Instructions for the task -> Transcribe every entry word for word, leaving out all images.

Working data ->

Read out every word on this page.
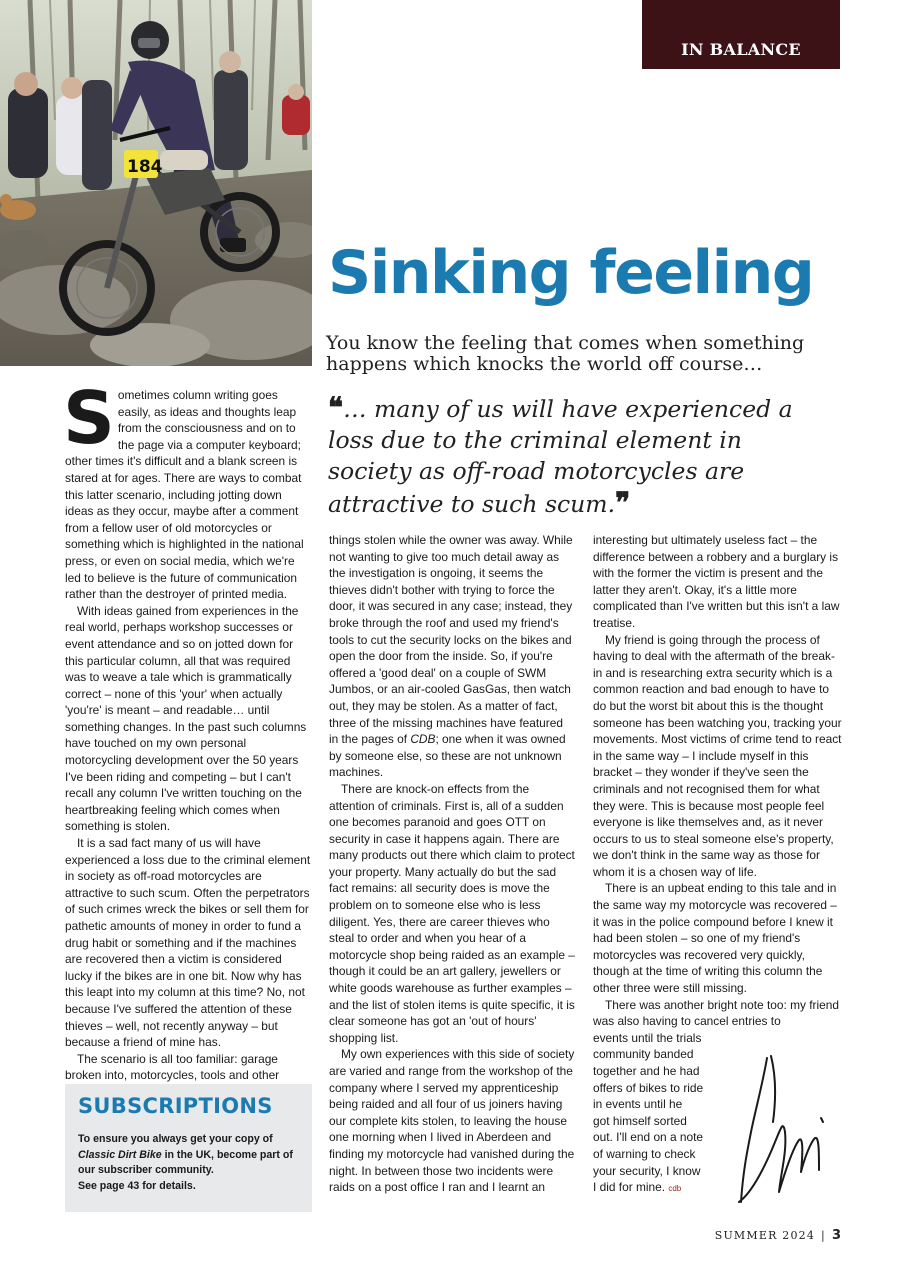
184
IN BALANCE
Sinking feeling

You know the feeling that comes when something happens which knocks the world off course…

❝… many of us will have experienced a loss due to the criminal element in society as off-road motorcycles are attractive to such scum.❞

Sometimes column writing goes easily, as ideas and thoughts leap from the consciousness and on to the page via a computer keyboard; other times it's difficult and a blank screen is stared at for ages. There are ways to combat this latter scenario, including jotting down ideas as they occur, maybe after a comment from a fellow user of old motorcycles or something which is highlighted in the national press, or even on social media, which we're led to believe is the future of communication rather than the destroyer of printed media.

With ideas gained from experiences in the real world, perhaps workshop successes or event attendance and so on jotted down for this particular column, all that was required was to weave a tale which is grammatically correct – none of this 'your' when actually 'you're' is meant – and readable… until something changes. In the past such columns have touched on my own personal motorcycling development over the 50 years I've been riding and competing – but I can't recall any column I've written touching on the heartbreaking feeling which comes when something is stolen.

It is a sad fact many of us will have experienced a loss due to the criminal element in society as off-road motorcycles are attractive to such scum. Often the perpetrators of such crimes wreck the bikes or sell them for pathetic amounts of money in order to fund a drug habit or something and if the machines are recovered then a victim is considered lucky if the bikes are in one bit. Now why has this leapt into my column at this time? No, not because I've suffered the attention of these thieves – well, not recently anyway – but because a friend of mine has.

The scenario is all too familiar: garage broken into, motorcycles, tools and other

SUBSCRIPTIONS

To ensure you always get your copy of
Classic Dirt Bike in the UK, become part of our subscriber community.
See page 43 for details.

things stolen while the owner was away. While not wanting to give too much detail away as the investigation is ongoing, it seems the thieves didn't bother with trying to force the door, it was secured in any case; instead, they broke through the roof and used my friend's tools to cut the security locks on the bikes and open the door from the inside. So, if you're offered a 'good deal' on a couple of SWM Jumbos, or an air-cooled GasGas, then watch out, they may be stolen. As a matter of fact, three of the missing machines have featured in the pages of CDB; one when it was owned by someone else, so these are not unknown machines.

There are knock-on effects from the attention of criminals. First is, all of a sudden one becomes paranoid and goes OTT on security in case it happens again. There are many products out there which claim to protect your property. Many actually do but the sad fact remains: all security does is move the problem on to someone else who is less diligent. Yes, there are career thieves who steal to order and when you hear of a motorcycle shop being raided as an example – though it could be an art gallery, jewellers or white goods warehouse as further examples – and the list of stolen items is quite specific, it is clear someone has got an 'out of hours' shopping list.

My own experiences with this side of society are varied and range from the workshop of the company where I served my apprenticeship being raided and all four of us joiners having our complete kits stolen, to leaving the house one morning when I lived in Aberdeen and finding my motorcycle had vanished during the night. In between those two incidents were raids on a post office I ran and I learnt an

interesting but ultimately useless fact – the difference between a robbery and a burglary is with the former the victim is present and the latter they aren't. Okay, it's a little more complicated than I've written but this isn't a law treatise.

My friend is going through the process of having to deal with the aftermath of the break-in and is researching extra security which is a common reaction and bad enough to have to do but the worst bit about this is the thought someone has been watching you, tracking your movements. Most victims of crime tend to react in the same way – I include myself in this bracket – they wonder if they've seen the criminals and not recognised them for what they were. This is because most people feel everyone is like themselves and, as it never occurs to us to steal someone else's property, we don't think in the same way as those for whom it is a chosen way of life.

There is an upbeat ending to this tale and in the same way my motorcycle was recovered – it was in the police compound before I knew it had been stolen – so one of my friend's motorcycles was recovered very quickly, though at the time of writing this column the other three were still missing.

There was another bright note too: my friend was also having to cancel entries to

events until the trials
community banded
together and he had
offers of bikes to ride
in events until he
got himself sorted
out. I'll end on a note
of warning to check
your security, I know
I did for mine. cdb
SUMMER 2024 | 3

Solution ->
Read out every word on this page.
184
IN BALANCE
Sinking feeling

You know the feeling that comes when something happens which knocks the world off course…

❝… many of us will have experienced a loss due to the criminal element in society as off-road motorcycles are attractive to such scum.❞

Sometimes column writing goes easily, as ideas and thoughts leap from the consciousness and on to the page via a computer keyboard; other times it's difficult and a blank screen is stared at for ages. There are ways to combat this latter scenario, including jotting down ideas as they occur, maybe after a comment from a fellow user of old motorcycles or something which is highlighted in the national press, or even on social media, which we're led to believe is the future of communication rather than the destroyer of printed media.

With ideas gained from experiences in the real world, perhaps workshop successes or event attendance and so on jotted down for this particular column, all that was required was to weave a tale which is grammatically correct – none of this 'your' when actually 'you're' is meant – and readable… until something changes. In the past such columns have touched on my own personal motorcycling development over the 50 years I've been riding and competing – but I can't recall any column I've written touching on the heartbreaking feeling which comes when something is stolen.

It is a sad fact many of us will have experienced a loss due to the criminal element in society as off-road motorcycles are attractive to such scum. Often the perpetrators of such crimes wreck the bikes or sell them for pathetic amounts of money in order to fund a drug habit or something and if the machines are recovered then a victim is considered lucky if the bikes are in one bit. Now why has this leapt into my column at this time? No, not because I've suffered the attention of these thieves – well, not recently anyway – but because a friend of mine has.

The scenario is all too familiar: garage broken into, motorcycles, tools and other

SUBSCRIPTIONS

To ensure you always get your copy of
Classic Dirt Bike in the UK, become part of our subscriber community.
See page 43 for details.

things stolen while the owner was away. While not wanting to give too much detail away as the investigation is ongoing, it seems the thieves didn't bother with trying to force the door, it was secured in any case; instead, they broke through the roof and used my friend's tools to cut the security locks on the bikes and open the door from the inside. So, if you're offered a 'good deal' on a couple of SWM Jumbos, or an air-cooled GasGas, then watch out, they may be stolen. As a matter of fact, three of the missing machines have featured in the pages of CDB; one when it was owned by someone else, so these are not unknown machines.

There are knock-on effects from the attention of criminals. First is, all of a sudden one becomes paranoid and goes OTT on security in case it happens again. There are many products out there which claim to protect your property. Many actually do but the sad fact remains: all security does is move the problem on to someone else who is less diligent. Yes, there are career thieves who steal to order and when you hear of a motorcycle shop being raided as an example – though it could be an art gallery, jewellers or white goods warehouse as further examples – and the list of stolen items is quite specific, it is clear someone has got an 'out of hours' shopping list.

My own experiences with this side of society are varied and range from the workshop of the company where I served my apprenticeship being raided and all four of us joiners having our complete kits stolen, to leaving the house one morning when I lived in Aberdeen and finding my motorcycle had vanished during the night. In between those two incidents were raids on a post office I ran and I learnt an

interesting but ultimately useless fact – the difference between a robbery and a burglary is with the former the victim is present and the latter they aren't. Okay, it's a little more complicated than I've written but this isn't a law treatise.

My friend is going through the process of having to deal with the aftermath of the break-in and is researching extra security which is a common reaction and bad enough to have to do but the worst bit about this is the thought someone has been watching you, tracking your movements. Most victims of crime tend to react in the same way – I include myself in this bracket – they wonder if they've seen the criminals and not recognised them for what they were. This is because most people feel everyone is like themselves and, as it never occurs to us to steal someone else's property, we don't think in the same way as those for whom it is a chosen way of life.

There is an upbeat ending to this tale and in the same way my motorcycle was recovered – it was in the police compound before I knew it had been stolen – so one of my friend's motorcycles was recovered very quickly, though at the time of writing this column the other three were still missing.

There was another bright note too: my friend was also having to cancel entries to

events until the trials
community banded
together and he had
offers of bikes to ride
in events until he
got himself sorted
out. I'll end on a note
of warning to check
your security, I know
I did for mine. cdb
SUMMER 2024 | 3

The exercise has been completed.